Work instructions => Copy the lines of the material below verbatim, starting at the line that contains "Ellipse shape <box>542 356 563 366</box>" and ending with the line that contains "Ellipse shape <box>571 25 593 35</box>", including both.

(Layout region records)
____________________
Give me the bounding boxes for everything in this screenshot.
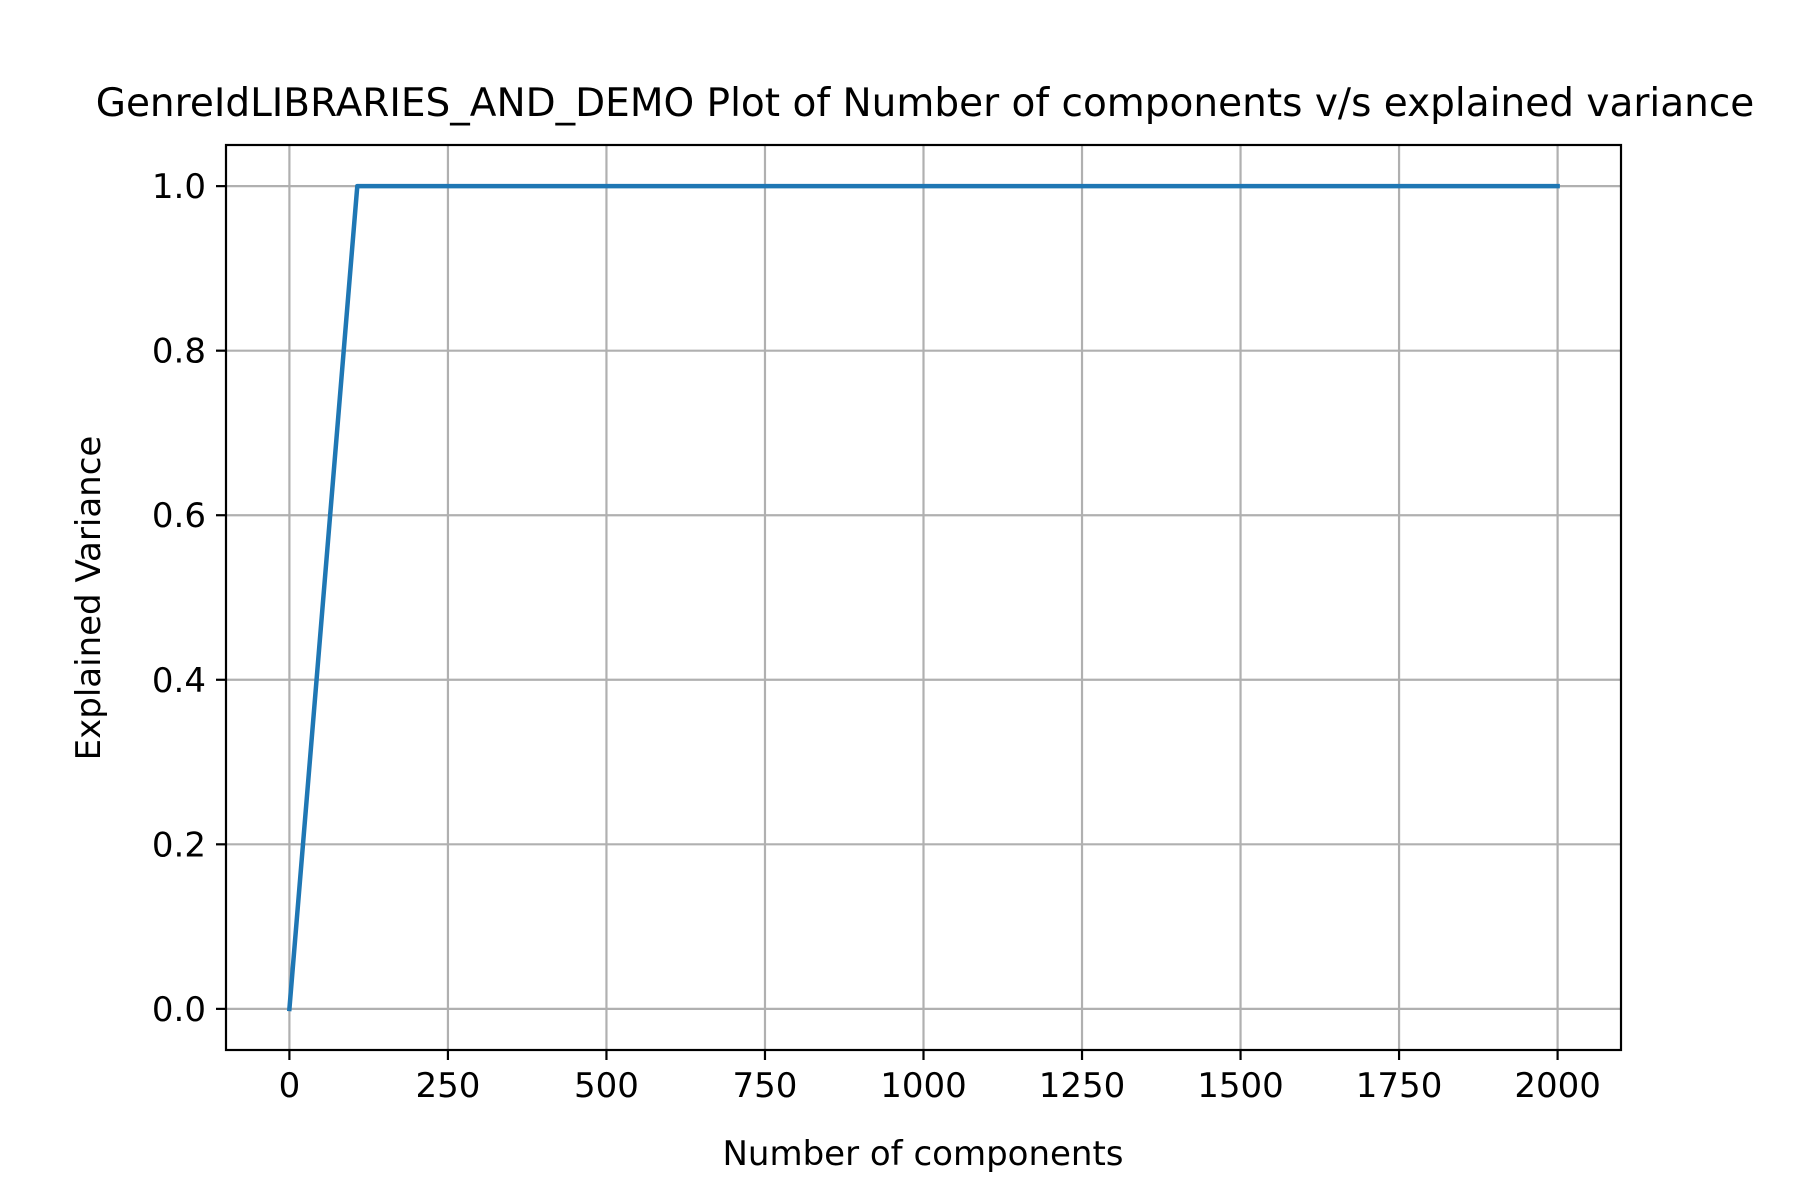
y-axis-label: Explained Variance [69,436,109,761]
y-axis: 0.0 0.2 0.4 0.6 0.8 1.0 [152,167,226,1030]
y-tick-label: 1.0 [152,167,206,207]
x-tick-label: 2000 [1514,1066,1601,1106]
series-line [286,183,1560,1012]
grid [226,145,1621,1050]
y-tick-label: 0.8 [152,332,206,372]
x-tick-label: 1000 [880,1066,967,1106]
x-tick-label: 1500 [1197,1066,1284,1106]
x-tick-label: 500 [574,1066,639,1106]
x-tick-label: 750 [733,1066,798,1106]
x-tick-label: 1750 [1356,1066,1443,1106]
y-tick-label: 0.4 [152,661,206,701]
x-axis-label: Number of components [722,1134,1123,1174]
x-tick-label: 1250 [1039,1066,1126,1106]
series-layer [286,183,1560,1012]
x-tick-label: 0 [279,1066,301,1106]
x-axis: 0 250 500 750 1000 1250 1500 1750 2000 [279,1050,1601,1106]
y-tick-label: 0.0 [152,990,206,1030]
x-tick-label: 250 [415,1066,480,1106]
y-tick-label: 0.6 [152,496,206,536]
y-tick-label: 0.2 [152,825,206,865]
chart-title: GenreIdLIBRARIES_AND_DEMO Plot of Number… [96,81,1755,126]
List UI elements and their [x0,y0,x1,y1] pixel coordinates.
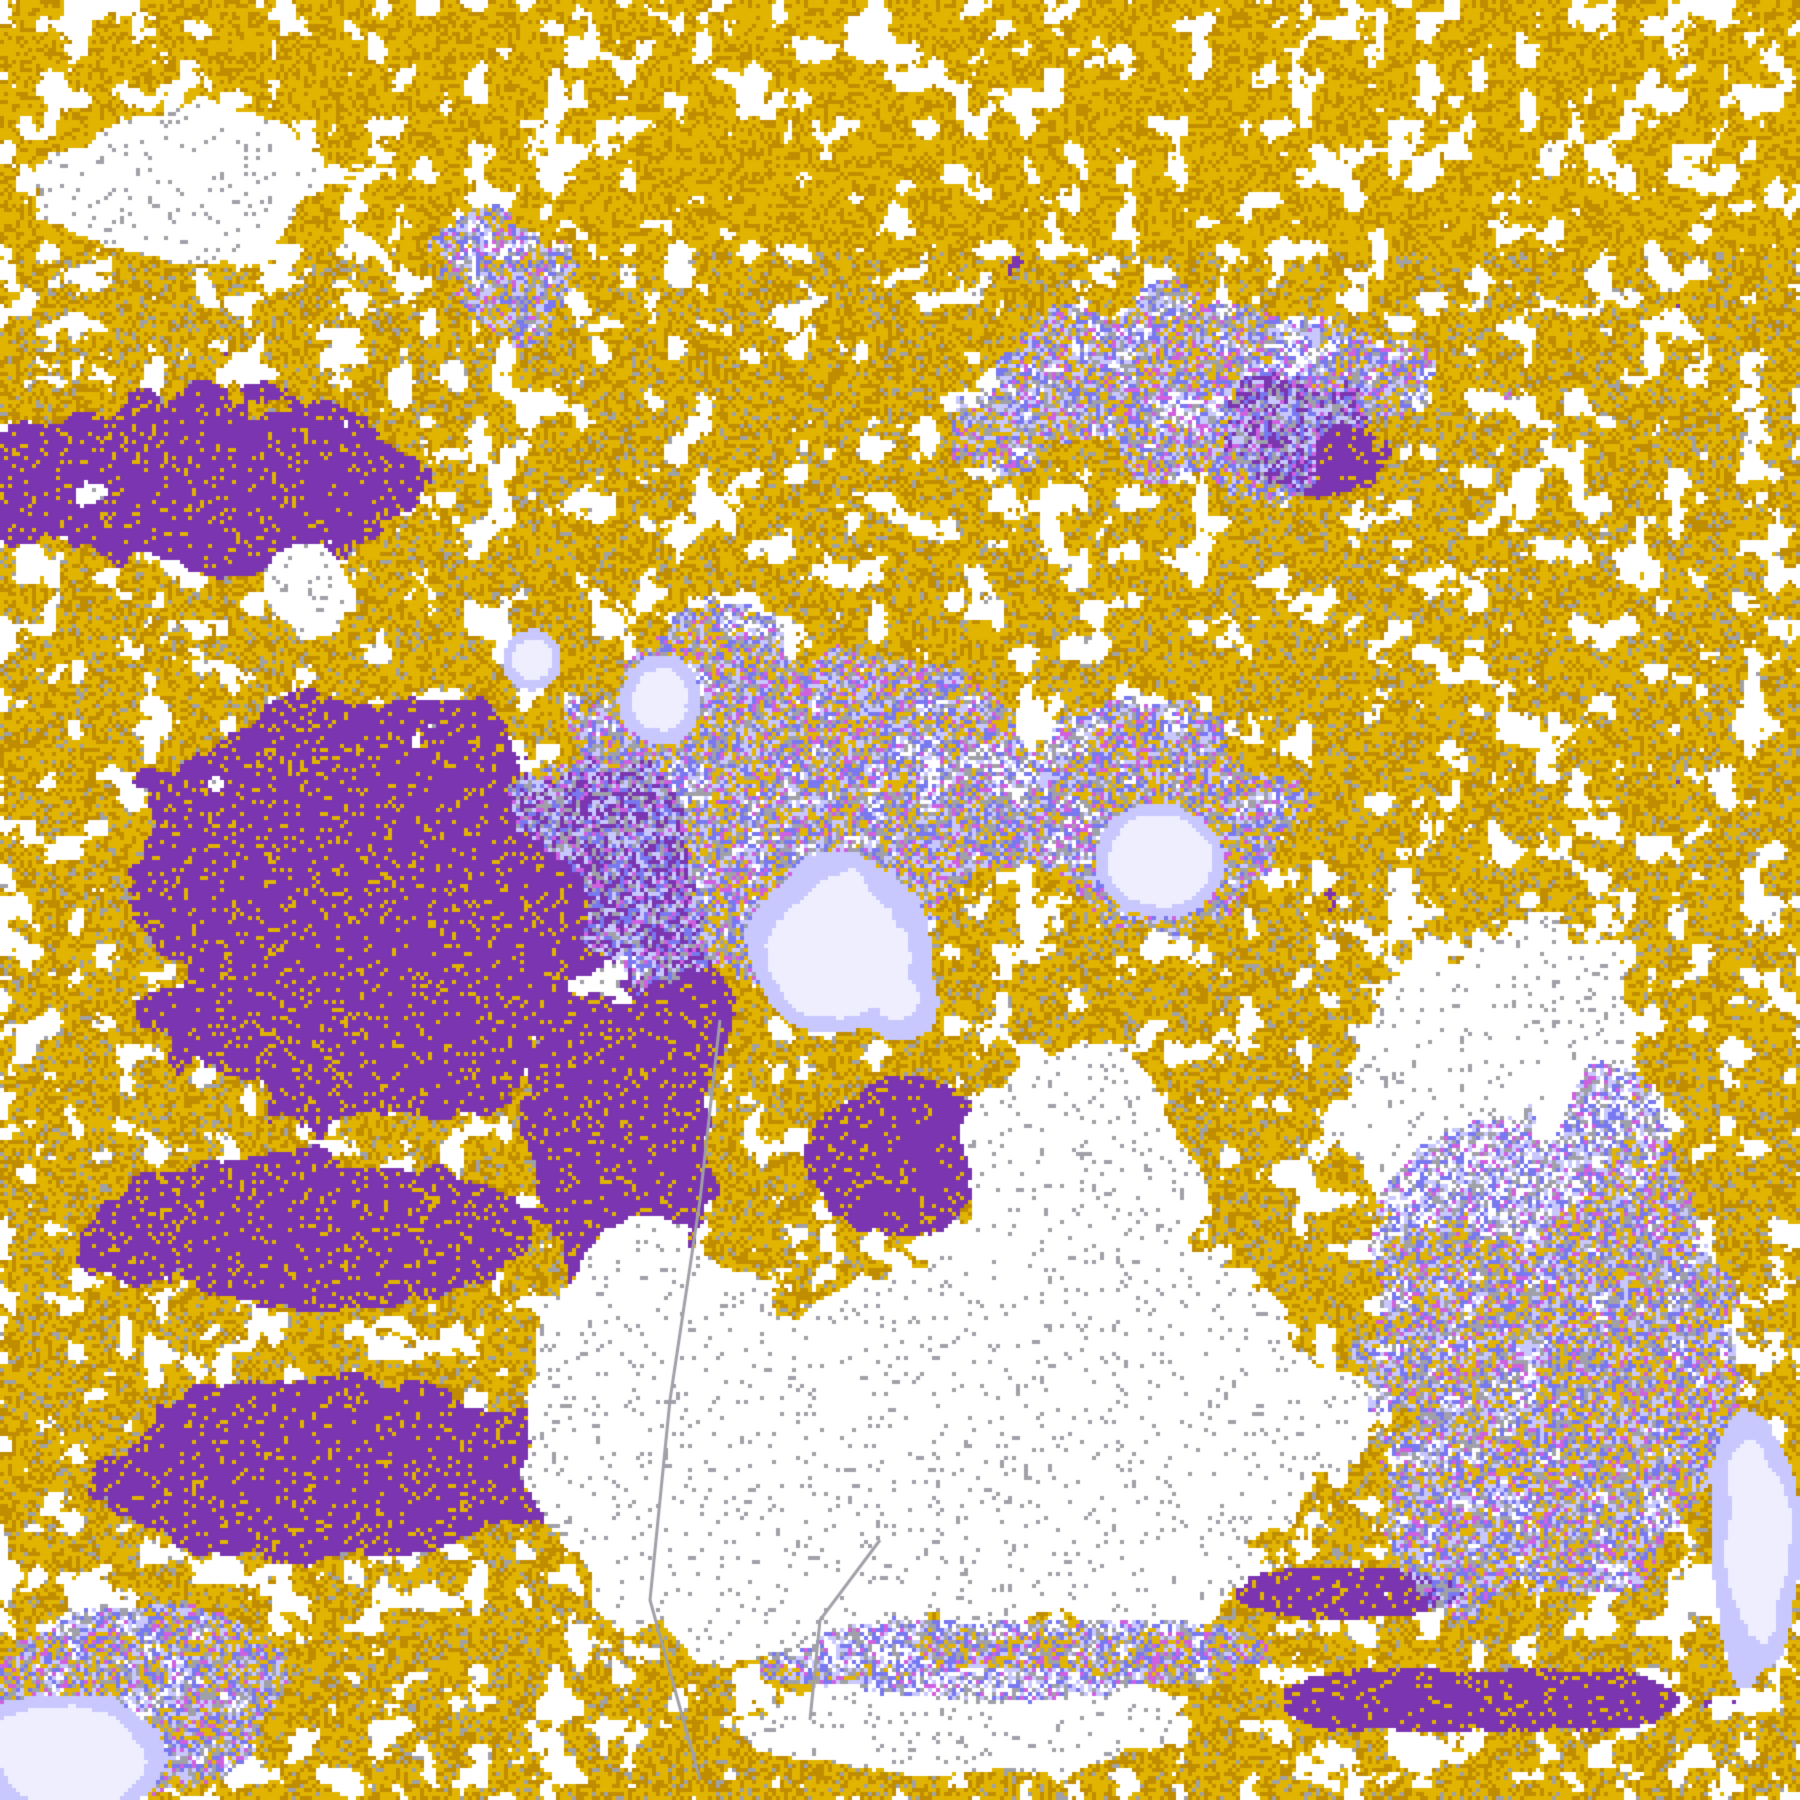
satellite-cloud-map [0,0,1800,1800]
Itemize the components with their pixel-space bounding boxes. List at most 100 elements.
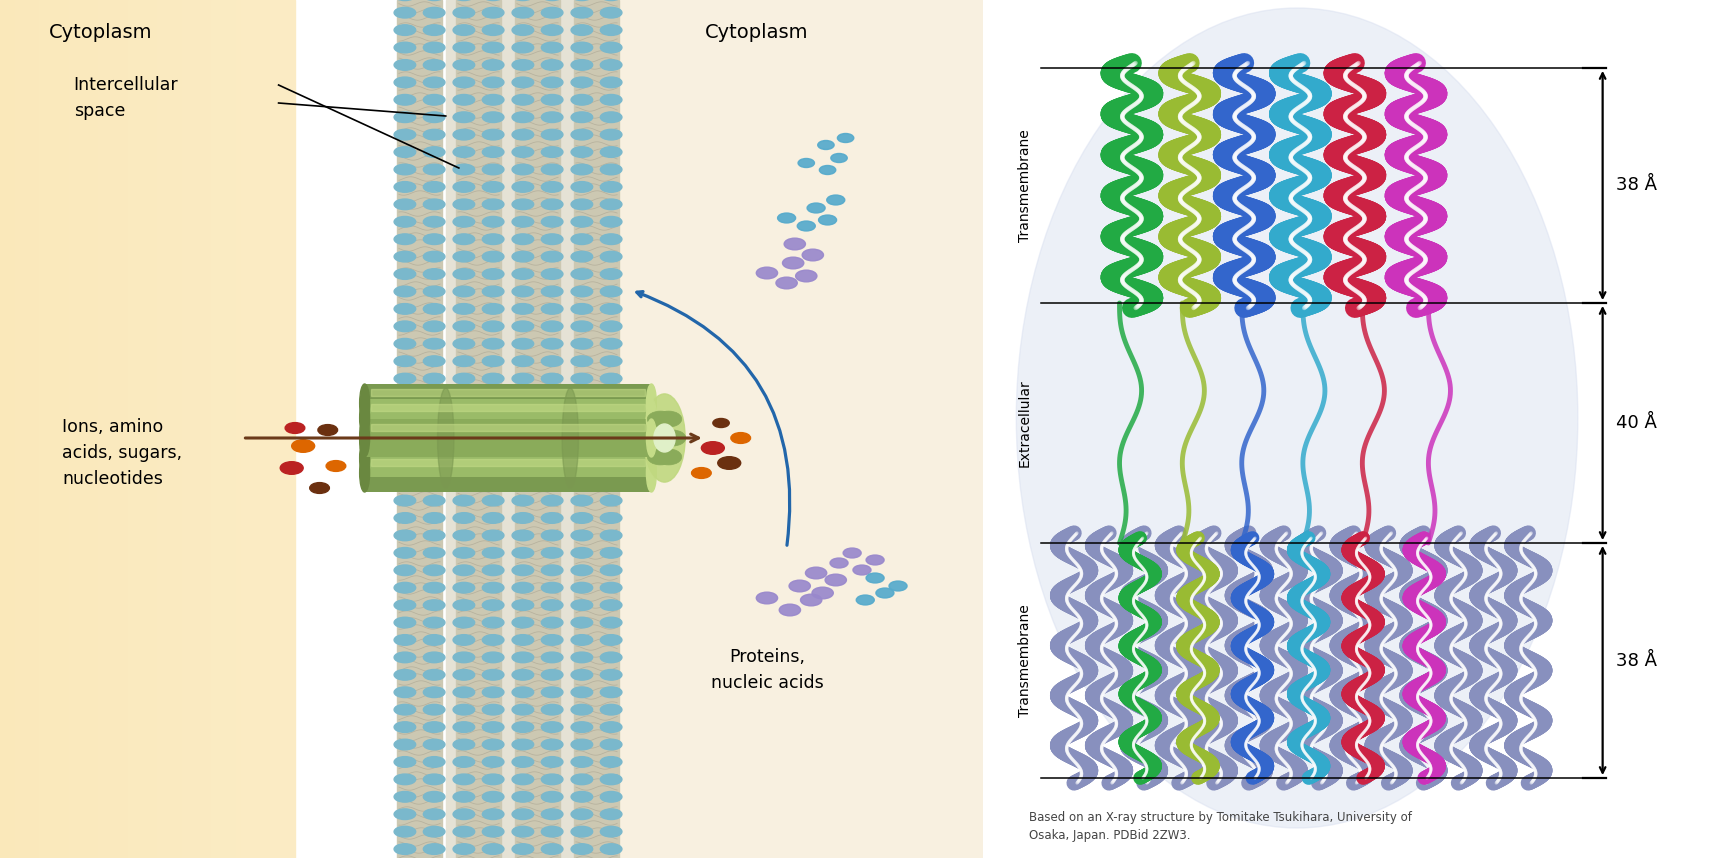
Ellipse shape <box>542 356 563 366</box>
Ellipse shape <box>511 164 534 175</box>
Ellipse shape <box>511 321 534 332</box>
Ellipse shape <box>393 60 416 70</box>
Ellipse shape <box>542 757 563 767</box>
Ellipse shape <box>542 565 563 576</box>
Ellipse shape <box>600 251 622 262</box>
Ellipse shape <box>453 164 475 175</box>
Ellipse shape <box>482 426 504 436</box>
Ellipse shape <box>571 495 593 506</box>
Ellipse shape <box>511 216 534 227</box>
Ellipse shape <box>571 547 593 559</box>
Ellipse shape <box>511 147 534 157</box>
Ellipse shape <box>511 530 534 541</box>
Ellipse shape <box>511 234 534 245</box>
Ellipse shape <box>600 42 622 53</box>
Ellipse shape <box>542 338 563 349</box>
Ellipse shape <box>600 617 622 628</box>
Bar <box>68 0 74 858</box>
Ellipse shape <box>542 77 563 88</box>
Ellipse shape <box>600 722 622 733</box>
Ellipse shape <box>511 251 534 262</box>
Bar <box>0 0 5 858</box>
Ellipse shape <box>571 25 593 35</box>
Text: Cytoplasm: Cytoplasm <box>705 23 809 42</box>
Ellipse shape <box>482 130 504 140</box>
Ellipse shape <box>393 373 416 384</box>
Bar <box>29 0 34 858</box>
Ellipse shape <box>542 600 563 610</box>
Ellipse shape <box>511 60 534 70</box>
Ellipse shape <box>511 774 534 785</box>
Ellipse shape <box>482 234 504 245</box>
Ellipse shape <box>424 373 445 384</box>
Bar <box>446 0 576 858</box>
Ellipse shape <box>393 617 416 628</box>
Ellipse shape <box>393 530 416 541</box>
Ellipse shape <box>424 269 445 280</box>
Ellipse shape <box>542 478 563 488</box>
Bar <box>197 0 202 858</box>
Ellipse shape <box>511 826 534 837</box>
Ellipse shape <box>393 130 416 140</box>
Ellipse shape <box>542 112 563 123</box>
Ellipse shape <box>482 565 504 576</box>
Ellipse shape <box>280 462 303 474</box>
Ellipse shape <box>542 25 563 35</box>
Ellipse shape <box>482 304 504 314</box>
Ellipse shape <box>424 652 445 662</box>
Ellipse shape <box>829 558 848 568</box>
Ellipse shape <box>542 547 563 559</box>
Ellipse shape <box>600 791 622 802</box>
Ellipse shape <box>453 809 475 819</box>
Ellipse shape <box>482 164 504 175</box>
Ellipse shape <box>292 439 315 452</box>
Ellipse shape <box>482 182 504 192</box>
Ellipse shape <box>482 635 504 645</box>
Ellipse shape <box>393 704 416 715</box>
Ellipse shape <box>482 774 504 785</box>
Ellipse shape <box>542 461 563 471</box>
Ellipse shape <box>393 164 416 175</box>
Ellipse shape <box>482 617 504 628</box>
Ellipse shape <box>542 321 563 332</box>
Ellipse shape <box>393 652 416 662</box>
Ellipse shape <box>511 809 534 819</box>
Ellipse shape <box>393 42 416 53</box>
Ellipse shape <box>482 687 504 698</box>
Ellipse shape <box>453 443 475 454</box>
Ellipse shape <box>453 704 475 715</box>
Ellipse shape <box>424 304 445 314</box>
Ellipse shape <box>542 495 563 506</box>
Ellipse shape <box>600 390 622 402</box>
Ellipse shape <box>511 547 534 559</box>
Ellipse shape <box>645 394 686 482</box>
Ellipse shape <box>424 130 445 140</box>
Ellipse shape <box>482 652 504 662</box>
Ellipse shape <box>482 338 504 349</box>
Bar <box>371 459 645 467</box>
Ellipse shape <box>646 419 657 457</box>
Ellipse shape <box>600 478 622 488</box>
Bar <box>275 0 280 858</box>
Ellipse shape <box>424 287 445 297</box>
Ellipse shape <box>482 8 504 18</box>
Ellipse shape <box>424 60 445 70</box>
Ellipse shape <box>571 112 593 123</box>
Ellipse shape <box>424 704 445 715</box>
Ellipse shape <box>646 454 657 492</box>
Ellipse shape <box>359 384 369 422</box>
Ellipse shape <box>730 432 751 444</box>
Ellipse shape <box>359 419 369 457</box>
Ellipse shape <box>571 8 593 18</box>
Ellipse shape <box>424 199 445 209</box>
Ellipse shape <box>571 130 593 140</box>
Ellipse shape <box>424 843 445 855</box>
Ellipse shape <box>393 25 416 35</box>
Ellipse shape <box>453 635 475 645</box>
Ellipse shape <box>482 757 504 767</box>
Ellipse shape <box>600 583 622 593</box>
Ellipse shape <box>453 461 475 471</box>
Ellipse shape <box>438 388 453 488</box>
Ellipse shape <box>542 147 563 157</box>
Text: Cytoplasm: Cytoplasm <box>50 23 152 42</box>
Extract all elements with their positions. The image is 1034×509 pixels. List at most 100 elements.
____________________
Solution to the problem =>
Ellipse shape <box>542 356 563 366</box>
Ellipse shape <box>511 164 534 175</box>
Ellipse shape <box>511 321 534 332</box>
Ellipse shape <box>393 60 416 70</box>
Ellipse shape <box>542 757 563 767</box>
Ellipse shape <box>542 565 563 576</box>
Ellipse shape <box>600 251 622 262</box>
Ellipse shape <box>453 164 475 175</box>
Ellipse shape <box>482 426 504 436</box>
Ellipse shape <box>571 495 593 506</box>
Ellipse shape <box>511 216 534 227</box>
Ellipse shape <box>571 547 593 559</box>
Ellipse shape <box>511 147 534 157</box>
Ellipse shape <box>511 530 534 541</box>
Ellipse shape <box>511 234 534 245</box>
Ellipse shape <box>600 42 622 53</box>
Ellipse shape <box>542 338 563 349</box>
Ellipse shape <box>600 617 622 628</box>
Bar <box>68 0 74 858</box>
Ellipse shape <box>542 77 563 88</box>
Ellipse shape <box>600 722 622 733</box>
Ellipse shape <box>511 251 534 262</box>
Bar <box>0 0 5 858</box>
Ellipse shape <box>571 25 593 35</box>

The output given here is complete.